++++ Records for this task
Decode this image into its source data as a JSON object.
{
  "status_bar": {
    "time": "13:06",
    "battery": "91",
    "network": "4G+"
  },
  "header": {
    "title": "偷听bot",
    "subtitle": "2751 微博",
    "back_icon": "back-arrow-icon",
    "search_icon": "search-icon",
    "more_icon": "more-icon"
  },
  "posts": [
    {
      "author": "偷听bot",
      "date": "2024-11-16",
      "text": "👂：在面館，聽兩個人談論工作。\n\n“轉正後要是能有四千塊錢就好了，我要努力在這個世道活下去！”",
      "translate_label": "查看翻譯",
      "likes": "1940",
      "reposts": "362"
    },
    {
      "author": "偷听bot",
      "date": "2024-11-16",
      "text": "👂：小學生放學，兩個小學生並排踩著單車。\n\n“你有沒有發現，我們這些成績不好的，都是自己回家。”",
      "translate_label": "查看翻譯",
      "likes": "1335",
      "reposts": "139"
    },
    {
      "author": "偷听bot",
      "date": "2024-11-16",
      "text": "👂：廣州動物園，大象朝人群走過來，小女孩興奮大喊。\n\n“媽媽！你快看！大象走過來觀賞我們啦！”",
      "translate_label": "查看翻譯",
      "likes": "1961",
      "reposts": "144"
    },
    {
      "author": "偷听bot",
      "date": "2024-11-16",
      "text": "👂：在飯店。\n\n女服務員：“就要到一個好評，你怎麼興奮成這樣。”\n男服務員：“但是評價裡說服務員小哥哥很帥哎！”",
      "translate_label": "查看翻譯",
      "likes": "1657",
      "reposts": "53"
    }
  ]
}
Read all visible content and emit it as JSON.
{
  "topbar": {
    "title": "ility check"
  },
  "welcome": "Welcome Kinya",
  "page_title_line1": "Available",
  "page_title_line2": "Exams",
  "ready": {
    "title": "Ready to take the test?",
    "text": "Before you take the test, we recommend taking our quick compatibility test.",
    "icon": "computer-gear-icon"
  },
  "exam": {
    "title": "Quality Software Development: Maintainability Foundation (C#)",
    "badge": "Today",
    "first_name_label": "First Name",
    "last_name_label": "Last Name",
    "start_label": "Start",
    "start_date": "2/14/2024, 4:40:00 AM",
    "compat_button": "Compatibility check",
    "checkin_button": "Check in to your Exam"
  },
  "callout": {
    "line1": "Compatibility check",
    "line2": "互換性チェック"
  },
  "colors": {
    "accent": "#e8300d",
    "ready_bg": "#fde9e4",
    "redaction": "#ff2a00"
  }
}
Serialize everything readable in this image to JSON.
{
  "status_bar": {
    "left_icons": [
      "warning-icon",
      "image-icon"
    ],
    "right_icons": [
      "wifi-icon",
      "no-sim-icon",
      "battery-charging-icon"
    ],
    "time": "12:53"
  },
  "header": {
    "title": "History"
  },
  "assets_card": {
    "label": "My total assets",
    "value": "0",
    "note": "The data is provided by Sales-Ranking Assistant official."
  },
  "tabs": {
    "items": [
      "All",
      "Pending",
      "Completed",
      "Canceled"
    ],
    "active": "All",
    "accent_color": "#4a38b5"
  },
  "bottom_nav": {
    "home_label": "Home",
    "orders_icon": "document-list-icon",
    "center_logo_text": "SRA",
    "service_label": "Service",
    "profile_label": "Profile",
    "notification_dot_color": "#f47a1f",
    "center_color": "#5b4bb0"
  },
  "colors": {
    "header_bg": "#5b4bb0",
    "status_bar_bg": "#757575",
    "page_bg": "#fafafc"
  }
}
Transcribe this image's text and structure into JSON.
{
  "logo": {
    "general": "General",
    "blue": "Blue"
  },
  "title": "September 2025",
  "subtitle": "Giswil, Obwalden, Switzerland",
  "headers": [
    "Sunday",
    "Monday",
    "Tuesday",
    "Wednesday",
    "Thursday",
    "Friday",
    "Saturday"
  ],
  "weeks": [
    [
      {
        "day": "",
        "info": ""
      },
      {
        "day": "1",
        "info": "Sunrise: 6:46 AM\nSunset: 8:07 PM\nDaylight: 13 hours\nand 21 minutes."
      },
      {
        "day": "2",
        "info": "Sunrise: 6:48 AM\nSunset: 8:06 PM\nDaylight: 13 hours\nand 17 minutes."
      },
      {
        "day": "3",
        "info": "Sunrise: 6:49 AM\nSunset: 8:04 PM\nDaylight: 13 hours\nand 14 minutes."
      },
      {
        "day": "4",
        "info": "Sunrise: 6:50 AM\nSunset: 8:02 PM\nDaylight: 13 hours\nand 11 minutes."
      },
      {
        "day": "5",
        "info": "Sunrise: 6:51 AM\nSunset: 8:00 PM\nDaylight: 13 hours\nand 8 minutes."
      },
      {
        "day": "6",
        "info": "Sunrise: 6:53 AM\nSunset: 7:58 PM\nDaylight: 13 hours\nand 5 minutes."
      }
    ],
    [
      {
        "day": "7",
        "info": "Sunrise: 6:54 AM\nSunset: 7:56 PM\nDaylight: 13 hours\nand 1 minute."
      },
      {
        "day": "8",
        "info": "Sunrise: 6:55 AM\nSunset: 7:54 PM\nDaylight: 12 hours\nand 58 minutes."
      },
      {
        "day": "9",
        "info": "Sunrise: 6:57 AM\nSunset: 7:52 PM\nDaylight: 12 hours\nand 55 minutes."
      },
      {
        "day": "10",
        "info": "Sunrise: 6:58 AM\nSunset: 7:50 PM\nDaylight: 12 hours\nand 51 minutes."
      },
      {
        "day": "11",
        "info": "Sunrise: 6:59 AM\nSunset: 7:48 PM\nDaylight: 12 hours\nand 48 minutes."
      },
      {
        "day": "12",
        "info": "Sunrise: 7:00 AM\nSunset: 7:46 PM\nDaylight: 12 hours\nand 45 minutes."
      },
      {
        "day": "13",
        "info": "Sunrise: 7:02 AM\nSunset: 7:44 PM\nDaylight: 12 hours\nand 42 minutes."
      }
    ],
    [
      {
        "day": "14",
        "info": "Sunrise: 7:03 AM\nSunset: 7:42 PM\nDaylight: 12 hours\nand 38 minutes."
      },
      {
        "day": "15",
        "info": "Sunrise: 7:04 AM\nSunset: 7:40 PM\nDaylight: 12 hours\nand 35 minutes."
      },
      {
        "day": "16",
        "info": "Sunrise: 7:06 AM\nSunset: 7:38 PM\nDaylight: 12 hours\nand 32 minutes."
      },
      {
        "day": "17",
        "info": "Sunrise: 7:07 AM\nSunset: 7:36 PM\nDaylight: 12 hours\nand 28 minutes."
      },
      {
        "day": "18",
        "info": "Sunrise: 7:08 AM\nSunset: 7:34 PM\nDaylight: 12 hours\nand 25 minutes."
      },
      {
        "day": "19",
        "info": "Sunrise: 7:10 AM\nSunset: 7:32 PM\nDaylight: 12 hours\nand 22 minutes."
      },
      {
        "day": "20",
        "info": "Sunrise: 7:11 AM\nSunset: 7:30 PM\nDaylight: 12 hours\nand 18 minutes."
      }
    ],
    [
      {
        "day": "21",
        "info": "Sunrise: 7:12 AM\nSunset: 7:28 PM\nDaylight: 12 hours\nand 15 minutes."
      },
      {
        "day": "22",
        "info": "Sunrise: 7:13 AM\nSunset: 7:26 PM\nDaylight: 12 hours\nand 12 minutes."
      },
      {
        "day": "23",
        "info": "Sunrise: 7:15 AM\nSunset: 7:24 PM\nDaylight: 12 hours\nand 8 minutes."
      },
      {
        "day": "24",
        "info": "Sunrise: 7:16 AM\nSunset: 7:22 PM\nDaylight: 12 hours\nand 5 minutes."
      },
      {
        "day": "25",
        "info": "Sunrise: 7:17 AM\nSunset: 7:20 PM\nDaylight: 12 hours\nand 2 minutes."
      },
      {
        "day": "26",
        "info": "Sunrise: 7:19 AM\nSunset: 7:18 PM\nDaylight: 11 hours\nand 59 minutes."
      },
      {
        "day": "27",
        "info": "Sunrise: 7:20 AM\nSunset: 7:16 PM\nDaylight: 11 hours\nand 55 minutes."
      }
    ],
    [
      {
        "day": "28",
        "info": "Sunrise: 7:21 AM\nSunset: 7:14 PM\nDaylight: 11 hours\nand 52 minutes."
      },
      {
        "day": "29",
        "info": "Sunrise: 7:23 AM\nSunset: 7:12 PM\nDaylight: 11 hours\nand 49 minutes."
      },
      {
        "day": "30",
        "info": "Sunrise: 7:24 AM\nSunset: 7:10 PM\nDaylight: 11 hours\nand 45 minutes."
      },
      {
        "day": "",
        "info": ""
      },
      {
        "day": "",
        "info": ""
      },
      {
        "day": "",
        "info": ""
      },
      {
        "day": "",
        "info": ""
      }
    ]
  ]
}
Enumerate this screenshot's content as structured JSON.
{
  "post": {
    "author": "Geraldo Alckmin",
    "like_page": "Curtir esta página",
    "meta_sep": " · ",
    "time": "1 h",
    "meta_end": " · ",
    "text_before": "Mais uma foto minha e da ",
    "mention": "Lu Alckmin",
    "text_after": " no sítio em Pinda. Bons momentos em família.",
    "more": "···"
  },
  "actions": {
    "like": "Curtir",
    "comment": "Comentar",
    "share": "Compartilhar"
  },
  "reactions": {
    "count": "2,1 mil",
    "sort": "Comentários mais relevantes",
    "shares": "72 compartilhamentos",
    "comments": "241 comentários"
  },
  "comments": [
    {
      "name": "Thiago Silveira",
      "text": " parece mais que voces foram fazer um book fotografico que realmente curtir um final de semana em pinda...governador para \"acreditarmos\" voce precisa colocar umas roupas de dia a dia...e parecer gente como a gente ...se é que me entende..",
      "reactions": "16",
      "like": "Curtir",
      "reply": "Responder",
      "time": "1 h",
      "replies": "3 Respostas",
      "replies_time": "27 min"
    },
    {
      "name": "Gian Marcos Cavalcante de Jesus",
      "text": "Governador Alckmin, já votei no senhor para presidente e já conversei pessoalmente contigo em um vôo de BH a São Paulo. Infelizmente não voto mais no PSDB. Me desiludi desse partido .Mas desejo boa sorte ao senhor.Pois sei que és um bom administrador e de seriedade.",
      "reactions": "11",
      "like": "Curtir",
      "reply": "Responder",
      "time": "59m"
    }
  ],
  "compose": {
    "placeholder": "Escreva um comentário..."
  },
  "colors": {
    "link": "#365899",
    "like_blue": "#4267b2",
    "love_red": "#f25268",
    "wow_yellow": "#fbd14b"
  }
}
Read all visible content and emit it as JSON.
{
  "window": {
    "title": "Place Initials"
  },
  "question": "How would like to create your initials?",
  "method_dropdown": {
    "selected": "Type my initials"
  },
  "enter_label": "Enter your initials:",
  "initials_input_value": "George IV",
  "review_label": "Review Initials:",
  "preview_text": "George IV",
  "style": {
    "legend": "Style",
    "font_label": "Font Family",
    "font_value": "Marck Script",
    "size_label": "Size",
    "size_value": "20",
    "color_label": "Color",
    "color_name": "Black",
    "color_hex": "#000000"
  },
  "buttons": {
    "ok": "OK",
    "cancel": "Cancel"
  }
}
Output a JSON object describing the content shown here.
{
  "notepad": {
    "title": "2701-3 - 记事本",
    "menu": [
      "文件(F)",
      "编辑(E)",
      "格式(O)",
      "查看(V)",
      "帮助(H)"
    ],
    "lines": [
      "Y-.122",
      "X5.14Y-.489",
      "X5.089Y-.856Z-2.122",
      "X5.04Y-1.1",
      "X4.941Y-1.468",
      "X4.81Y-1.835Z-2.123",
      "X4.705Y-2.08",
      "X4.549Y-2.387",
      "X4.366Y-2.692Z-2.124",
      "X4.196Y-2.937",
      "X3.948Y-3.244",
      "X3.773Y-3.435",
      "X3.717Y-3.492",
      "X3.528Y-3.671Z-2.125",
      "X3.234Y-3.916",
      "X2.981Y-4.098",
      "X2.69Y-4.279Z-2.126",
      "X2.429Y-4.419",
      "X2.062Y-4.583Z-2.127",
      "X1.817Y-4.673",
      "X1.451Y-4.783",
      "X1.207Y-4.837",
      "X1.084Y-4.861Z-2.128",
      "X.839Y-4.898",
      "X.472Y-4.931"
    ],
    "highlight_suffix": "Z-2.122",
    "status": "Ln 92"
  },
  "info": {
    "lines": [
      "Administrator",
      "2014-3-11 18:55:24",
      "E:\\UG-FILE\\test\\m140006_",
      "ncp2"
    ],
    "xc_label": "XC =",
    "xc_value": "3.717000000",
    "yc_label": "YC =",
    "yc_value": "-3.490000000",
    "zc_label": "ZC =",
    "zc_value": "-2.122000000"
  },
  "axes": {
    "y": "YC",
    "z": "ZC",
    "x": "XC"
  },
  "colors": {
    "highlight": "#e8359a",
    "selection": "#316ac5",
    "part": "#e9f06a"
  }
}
++++++++
Your answer should be only the number of lines that hold the word "likes".

Answer to the exercise: 4